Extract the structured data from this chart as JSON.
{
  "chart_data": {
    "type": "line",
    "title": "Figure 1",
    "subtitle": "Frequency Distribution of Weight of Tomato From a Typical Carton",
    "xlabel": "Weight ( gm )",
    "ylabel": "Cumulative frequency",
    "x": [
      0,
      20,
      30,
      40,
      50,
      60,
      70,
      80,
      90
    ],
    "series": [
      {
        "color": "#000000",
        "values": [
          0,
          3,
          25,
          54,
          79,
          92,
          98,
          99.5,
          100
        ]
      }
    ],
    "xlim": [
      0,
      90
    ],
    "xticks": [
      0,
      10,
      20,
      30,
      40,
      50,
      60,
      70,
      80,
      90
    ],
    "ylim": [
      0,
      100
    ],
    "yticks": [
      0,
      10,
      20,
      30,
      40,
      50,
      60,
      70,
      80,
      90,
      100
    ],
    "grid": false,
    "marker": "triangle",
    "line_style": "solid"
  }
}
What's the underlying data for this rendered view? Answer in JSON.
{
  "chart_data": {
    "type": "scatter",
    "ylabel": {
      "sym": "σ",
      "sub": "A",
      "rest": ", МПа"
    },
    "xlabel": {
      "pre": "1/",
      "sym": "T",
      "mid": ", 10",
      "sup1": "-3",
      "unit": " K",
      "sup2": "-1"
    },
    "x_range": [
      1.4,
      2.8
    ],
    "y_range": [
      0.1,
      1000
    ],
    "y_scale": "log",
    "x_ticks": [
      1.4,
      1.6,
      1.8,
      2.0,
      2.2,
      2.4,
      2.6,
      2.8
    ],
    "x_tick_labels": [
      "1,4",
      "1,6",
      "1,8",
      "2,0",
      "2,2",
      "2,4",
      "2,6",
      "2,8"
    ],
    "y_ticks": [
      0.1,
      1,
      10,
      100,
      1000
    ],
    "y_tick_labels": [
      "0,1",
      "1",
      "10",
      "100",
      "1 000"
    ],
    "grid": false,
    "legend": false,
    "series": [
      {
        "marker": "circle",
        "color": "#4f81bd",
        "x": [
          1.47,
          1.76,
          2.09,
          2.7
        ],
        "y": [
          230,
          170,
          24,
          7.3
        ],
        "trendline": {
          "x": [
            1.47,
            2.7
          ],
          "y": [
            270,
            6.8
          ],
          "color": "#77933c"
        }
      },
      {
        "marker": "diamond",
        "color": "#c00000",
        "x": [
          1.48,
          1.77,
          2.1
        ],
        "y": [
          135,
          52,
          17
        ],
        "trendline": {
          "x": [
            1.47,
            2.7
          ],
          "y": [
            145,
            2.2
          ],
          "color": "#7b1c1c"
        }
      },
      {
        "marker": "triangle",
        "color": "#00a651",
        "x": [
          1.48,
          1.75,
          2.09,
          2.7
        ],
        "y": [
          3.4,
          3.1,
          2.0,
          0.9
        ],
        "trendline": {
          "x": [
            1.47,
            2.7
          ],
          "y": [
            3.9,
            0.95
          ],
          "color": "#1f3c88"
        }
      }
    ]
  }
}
---
* WHAT IS BEING ASKED
Find the word "ylabel" in the entries above and gather every line that holds it.

* WRITTEN RESPONSE
    "ylabel": "Cumulative frequency",
    "ylabel": {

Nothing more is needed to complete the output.